(Records from a collection)
════════════════

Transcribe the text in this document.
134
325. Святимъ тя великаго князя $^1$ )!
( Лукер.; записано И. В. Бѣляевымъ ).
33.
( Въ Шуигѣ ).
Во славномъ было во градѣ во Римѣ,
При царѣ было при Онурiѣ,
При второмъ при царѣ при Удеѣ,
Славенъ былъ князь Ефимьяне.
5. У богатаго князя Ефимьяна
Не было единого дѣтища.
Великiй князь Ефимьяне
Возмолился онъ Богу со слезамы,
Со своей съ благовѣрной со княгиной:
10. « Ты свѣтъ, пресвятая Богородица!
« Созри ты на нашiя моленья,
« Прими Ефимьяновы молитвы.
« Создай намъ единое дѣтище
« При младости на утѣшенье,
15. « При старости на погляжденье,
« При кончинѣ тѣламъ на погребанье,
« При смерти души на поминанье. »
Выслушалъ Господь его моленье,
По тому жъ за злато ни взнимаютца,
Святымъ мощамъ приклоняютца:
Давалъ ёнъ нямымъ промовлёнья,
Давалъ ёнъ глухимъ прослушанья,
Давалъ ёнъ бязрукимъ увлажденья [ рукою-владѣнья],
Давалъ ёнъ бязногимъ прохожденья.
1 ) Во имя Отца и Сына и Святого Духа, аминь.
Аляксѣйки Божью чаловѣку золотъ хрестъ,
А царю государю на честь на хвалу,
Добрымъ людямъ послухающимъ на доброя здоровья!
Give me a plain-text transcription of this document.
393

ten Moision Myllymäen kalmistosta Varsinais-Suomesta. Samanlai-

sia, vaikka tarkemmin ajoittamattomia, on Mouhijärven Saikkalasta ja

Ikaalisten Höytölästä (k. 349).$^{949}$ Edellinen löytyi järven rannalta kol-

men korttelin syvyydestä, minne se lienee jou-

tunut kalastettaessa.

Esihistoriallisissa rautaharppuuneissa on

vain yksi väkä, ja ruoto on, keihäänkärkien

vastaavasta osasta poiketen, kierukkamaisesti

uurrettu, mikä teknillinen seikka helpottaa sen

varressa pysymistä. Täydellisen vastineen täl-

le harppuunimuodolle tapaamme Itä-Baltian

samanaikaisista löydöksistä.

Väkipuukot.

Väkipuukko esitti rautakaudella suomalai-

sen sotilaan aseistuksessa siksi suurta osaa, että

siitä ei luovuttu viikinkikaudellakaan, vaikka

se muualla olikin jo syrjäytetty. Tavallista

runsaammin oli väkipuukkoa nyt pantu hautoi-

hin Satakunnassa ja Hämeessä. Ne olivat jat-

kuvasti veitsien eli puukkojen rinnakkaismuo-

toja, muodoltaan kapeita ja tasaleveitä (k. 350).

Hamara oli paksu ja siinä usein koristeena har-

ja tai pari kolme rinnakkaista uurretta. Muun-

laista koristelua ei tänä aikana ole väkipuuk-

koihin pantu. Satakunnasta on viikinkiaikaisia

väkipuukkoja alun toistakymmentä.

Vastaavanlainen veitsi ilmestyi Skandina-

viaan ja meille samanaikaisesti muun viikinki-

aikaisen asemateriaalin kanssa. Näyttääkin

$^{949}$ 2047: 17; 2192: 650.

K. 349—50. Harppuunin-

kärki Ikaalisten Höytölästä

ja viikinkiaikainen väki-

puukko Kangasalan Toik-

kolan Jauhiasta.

════════════════

#### Exercise instructions
Write an exact transcription of every entry above.

#### Exercise solution
Transcribe the text in this document.
134
325. Святимъ тя великаго князя $^1$ )!
( Лукер.; записано И. В. Бѣляевымъ ).
33.
( Въ Шуигѣ ).
Во славномъ было во градѣ во Римѣ,
При царѣ было при Онурiѣ,
При второмъ при царѣ при Удеѣ,
Славенъ былъ князь Ефимьяне.
5. У богатаго князя Ефимьяна
Не было единого дѣтища.
Великiй князь Ефимьяне
Возмолился онъ Богу со слезамы,
Со своей съ благовѣрной со княгиной:
10. « Ты свѣтъ, пресвятая Богородица!
« Созри ты на нашiя моленья,
« Прими Ефимьяновы молитвы.
« Создай намъ единое дѣтище
« При младости на утѣшенье,
15. « При старости на погляжденье,
« При кончинѣ тѣламъ на погребанье,
« При смерти души на поминанье. »
Выслушалъ Господь его моленье,
По тому жъ за злато ни взнимаютца,
Святымъ мощамъ приклоняютца:
Давалъ ёнъ нямымъ промовлёнья,
Давалъ ёнъ глухимъ прослушанья,
Давалъ ёнъ бязрукимъ увлажденья [ рукою-владѣнья],
Давалъ ёнъ бязногимъ прохожденья.
1 ) Во имя Отца и Сына и Святого Духа, аминь.
Аляксѣйки Божью чаловѣку золотъ хрестъ,
А царю государю на честь на хвалу,
Добрымъ людямъ послухающимъ на доброя здоровья!
Give me a plain-text transcription of this document.
393

ten Moision Myllymäen kalmistosta Varsinais-Suomesta. Samanlai-

sia, vaikka tarkemmin ajoittamattomia, on Mouhijärven Saikkalasta ja

Ikaalisten Höytölästä (k. 349).$^{949}$ Edellinen löytyi järven rannalta kol-

men korttelin syvyydestä, minne se lienee jou-

tunut kalastettaessa.

Esihistoriallisissa rautaharppuuneissa on

vain yksi väkä, ja ruoto on, keihäänkärkien

vastaavasta osasta poiketen, kierukkamaisesti

uurrettu, mikä teknillinen seikka helpottaa sen

varressa pysymistä. Täydellisen vastineen täl-

le harppuunimuodolle tapaamme Itä-Baltian

samanaikaisista löydöksistä.

Väkipuukot.

Väkipuukko esitti rautakaudella suomalai-

sen sotilaan aseistuksessa siksi suurta osaa, että

siitä ei luovuttu viikinkikaudellakaan, vaikka

se muualla olikin jo syrjäytetty. Tavallista

runsaammin oli väkipuukkoa nyt pantu hautoi-

hin Satakunnassa ja Hämeessä. Ne olivat jat-

kuvasti veitsien eli puukkojen rinnakkaismuo-

toja, muodoltaan kapeita ja tasaleveitä (k. 350).

Hamara oli paksu ja siinä usein koristeena har-

ja tai pari kolme rinnakkaista uurretta. Muun-

laista koristelua ei tänä aikana ole väkipuuk-

koihin pantu. Satakunnasta on viikinkiaikaisia

väkipuukkoja alun toistakymmentä.

Vastaavanlainen veitsi ilmestyi Skandina-

viaan ja meille samanaikaisesti muun viikinki-

aikaisen asemateriaalin kanssa. Näyttääkin

$^{949}$ 2047: 17; 2192: 650.

K. 349—50. Harppuunin-

kärki Ikaalisten Höytölästä

ja viikinkiaikainen väki-

puukko Kangasalan Toik-

kolan Jauhiasta.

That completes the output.